◆ What you have to do
Copy, from the entries below, each line in which the string "screenshot" appears.

** start Stored data **

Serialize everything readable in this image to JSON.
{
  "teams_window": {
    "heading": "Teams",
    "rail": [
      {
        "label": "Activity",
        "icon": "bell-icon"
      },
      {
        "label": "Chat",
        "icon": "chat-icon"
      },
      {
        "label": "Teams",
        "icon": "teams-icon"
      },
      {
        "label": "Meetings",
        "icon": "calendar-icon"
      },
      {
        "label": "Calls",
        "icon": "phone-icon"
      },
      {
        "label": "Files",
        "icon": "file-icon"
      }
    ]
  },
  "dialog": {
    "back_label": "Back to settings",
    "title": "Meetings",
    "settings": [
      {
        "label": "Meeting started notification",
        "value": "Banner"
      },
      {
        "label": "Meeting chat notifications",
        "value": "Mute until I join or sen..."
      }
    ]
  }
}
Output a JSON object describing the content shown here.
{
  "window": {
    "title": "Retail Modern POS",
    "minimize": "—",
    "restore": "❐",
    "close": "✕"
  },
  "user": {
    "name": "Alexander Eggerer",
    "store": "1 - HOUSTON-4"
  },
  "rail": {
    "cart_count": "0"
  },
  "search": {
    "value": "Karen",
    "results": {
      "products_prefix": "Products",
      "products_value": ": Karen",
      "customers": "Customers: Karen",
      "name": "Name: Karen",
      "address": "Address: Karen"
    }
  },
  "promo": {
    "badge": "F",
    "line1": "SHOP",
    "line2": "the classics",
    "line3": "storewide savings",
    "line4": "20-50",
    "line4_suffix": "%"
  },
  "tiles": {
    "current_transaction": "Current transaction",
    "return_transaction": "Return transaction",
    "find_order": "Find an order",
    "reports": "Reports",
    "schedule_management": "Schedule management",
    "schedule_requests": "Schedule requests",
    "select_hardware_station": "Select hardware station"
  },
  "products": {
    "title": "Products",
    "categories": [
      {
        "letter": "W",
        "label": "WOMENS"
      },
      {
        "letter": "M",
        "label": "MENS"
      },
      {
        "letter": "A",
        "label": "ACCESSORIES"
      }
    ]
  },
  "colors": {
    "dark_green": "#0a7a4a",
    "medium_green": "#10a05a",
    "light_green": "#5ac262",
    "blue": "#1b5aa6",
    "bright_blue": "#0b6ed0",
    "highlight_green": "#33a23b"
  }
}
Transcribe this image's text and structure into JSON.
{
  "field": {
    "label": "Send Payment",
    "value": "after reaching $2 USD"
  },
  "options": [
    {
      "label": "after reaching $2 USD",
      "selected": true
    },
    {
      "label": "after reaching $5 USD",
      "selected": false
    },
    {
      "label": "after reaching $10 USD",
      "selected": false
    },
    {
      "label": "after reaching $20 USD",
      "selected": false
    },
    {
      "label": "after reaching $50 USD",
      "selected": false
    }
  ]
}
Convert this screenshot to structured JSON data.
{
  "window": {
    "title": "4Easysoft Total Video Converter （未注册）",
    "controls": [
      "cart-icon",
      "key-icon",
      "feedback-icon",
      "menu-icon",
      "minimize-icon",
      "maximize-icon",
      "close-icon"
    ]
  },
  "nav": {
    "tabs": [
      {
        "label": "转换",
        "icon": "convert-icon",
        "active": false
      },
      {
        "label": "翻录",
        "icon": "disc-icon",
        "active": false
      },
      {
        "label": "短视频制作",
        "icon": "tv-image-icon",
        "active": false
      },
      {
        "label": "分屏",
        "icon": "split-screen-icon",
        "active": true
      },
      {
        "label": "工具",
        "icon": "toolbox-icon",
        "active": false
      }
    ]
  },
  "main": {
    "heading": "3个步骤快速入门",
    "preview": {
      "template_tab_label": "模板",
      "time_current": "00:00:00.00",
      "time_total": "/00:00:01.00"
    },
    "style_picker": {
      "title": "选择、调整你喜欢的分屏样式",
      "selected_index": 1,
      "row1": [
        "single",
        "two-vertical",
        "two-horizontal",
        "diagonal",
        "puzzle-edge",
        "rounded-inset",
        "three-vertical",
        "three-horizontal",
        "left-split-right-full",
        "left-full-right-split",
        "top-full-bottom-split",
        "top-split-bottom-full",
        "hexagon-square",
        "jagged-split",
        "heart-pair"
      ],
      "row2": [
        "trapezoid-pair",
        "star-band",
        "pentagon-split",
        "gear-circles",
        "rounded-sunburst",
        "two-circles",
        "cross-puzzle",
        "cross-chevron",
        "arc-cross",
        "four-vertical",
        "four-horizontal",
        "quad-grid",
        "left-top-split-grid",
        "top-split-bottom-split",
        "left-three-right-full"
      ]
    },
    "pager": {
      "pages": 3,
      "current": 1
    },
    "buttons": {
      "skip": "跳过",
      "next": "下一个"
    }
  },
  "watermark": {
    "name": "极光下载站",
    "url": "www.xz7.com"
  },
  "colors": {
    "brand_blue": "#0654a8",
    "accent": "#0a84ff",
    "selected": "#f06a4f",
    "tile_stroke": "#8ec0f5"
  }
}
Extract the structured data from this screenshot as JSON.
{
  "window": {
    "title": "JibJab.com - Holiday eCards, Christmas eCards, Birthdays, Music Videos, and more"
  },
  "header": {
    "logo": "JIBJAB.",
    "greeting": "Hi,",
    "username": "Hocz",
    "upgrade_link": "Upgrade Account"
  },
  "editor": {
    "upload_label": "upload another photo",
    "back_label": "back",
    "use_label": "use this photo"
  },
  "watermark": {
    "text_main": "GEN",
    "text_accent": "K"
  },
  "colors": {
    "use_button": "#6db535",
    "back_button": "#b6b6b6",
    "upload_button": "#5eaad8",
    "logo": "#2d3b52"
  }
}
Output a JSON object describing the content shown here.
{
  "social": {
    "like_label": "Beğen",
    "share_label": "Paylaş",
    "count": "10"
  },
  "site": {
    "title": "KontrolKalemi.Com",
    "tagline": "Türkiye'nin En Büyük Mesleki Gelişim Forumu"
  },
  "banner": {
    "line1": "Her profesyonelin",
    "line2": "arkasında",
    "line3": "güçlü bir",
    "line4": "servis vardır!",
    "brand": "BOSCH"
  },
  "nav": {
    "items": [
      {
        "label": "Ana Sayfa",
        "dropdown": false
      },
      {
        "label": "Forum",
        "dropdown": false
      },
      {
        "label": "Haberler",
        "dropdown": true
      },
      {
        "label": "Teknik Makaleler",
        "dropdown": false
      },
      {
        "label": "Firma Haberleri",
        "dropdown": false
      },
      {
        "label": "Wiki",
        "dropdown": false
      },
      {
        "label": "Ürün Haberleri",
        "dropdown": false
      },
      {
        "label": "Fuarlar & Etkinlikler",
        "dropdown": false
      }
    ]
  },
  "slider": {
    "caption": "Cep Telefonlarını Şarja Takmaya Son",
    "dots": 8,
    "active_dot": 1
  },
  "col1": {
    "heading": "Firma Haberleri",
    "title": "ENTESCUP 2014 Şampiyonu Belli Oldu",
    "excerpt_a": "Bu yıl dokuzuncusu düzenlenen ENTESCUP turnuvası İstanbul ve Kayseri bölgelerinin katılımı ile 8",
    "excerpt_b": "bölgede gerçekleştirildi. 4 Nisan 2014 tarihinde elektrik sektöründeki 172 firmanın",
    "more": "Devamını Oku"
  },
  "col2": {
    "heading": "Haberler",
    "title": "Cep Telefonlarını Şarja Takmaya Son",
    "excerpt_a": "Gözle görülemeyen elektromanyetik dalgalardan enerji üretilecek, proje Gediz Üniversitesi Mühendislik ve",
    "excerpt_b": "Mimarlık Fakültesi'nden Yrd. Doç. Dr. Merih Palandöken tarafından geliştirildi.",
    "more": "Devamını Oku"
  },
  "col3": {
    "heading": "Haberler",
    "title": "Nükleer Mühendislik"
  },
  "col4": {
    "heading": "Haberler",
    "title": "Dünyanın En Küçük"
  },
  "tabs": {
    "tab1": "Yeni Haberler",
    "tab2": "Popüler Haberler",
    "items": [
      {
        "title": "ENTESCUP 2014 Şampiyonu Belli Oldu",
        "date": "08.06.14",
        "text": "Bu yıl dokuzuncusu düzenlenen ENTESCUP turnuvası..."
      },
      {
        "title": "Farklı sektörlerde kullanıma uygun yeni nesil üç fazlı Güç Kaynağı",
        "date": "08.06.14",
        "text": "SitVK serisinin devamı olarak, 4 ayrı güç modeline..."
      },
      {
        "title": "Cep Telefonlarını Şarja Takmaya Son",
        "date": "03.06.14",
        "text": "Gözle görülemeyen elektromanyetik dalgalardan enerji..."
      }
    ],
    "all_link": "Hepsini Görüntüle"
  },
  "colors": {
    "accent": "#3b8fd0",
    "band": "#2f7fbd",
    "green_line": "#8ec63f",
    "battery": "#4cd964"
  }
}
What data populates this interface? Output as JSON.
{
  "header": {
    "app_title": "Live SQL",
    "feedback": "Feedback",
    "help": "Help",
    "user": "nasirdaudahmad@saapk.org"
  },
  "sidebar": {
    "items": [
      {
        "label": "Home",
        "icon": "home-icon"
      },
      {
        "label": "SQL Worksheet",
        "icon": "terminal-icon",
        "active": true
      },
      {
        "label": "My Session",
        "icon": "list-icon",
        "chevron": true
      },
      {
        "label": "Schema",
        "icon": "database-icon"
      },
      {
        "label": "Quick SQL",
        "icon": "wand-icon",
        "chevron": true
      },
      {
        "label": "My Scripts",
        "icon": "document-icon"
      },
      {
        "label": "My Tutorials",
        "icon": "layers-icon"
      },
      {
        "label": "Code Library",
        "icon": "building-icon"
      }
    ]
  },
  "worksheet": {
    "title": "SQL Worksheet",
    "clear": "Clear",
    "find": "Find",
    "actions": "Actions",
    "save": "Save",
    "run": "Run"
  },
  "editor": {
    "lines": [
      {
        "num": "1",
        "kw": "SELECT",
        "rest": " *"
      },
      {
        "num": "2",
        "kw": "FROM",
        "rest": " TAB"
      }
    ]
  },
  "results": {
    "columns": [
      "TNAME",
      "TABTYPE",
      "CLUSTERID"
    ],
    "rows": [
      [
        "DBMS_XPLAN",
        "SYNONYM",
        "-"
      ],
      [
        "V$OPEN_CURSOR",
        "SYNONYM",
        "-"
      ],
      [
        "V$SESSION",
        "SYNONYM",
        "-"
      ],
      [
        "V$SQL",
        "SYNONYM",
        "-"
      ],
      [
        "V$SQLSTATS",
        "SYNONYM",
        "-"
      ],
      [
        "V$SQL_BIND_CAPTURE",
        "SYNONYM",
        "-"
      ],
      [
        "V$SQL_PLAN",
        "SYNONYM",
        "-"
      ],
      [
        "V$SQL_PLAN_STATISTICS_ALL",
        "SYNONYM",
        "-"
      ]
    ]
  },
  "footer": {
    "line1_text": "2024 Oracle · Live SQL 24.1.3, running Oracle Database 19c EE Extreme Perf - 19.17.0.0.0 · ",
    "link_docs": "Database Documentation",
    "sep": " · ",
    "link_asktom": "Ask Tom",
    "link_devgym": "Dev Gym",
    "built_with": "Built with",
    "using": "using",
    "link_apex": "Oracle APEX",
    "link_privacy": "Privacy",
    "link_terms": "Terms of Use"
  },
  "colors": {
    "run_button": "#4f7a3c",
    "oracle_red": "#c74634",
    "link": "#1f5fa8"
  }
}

** end Stored data **

◆ Finished exercise
Convert this screenshot to structured JSON data.
Extract the structured data from this screenshot as JSON.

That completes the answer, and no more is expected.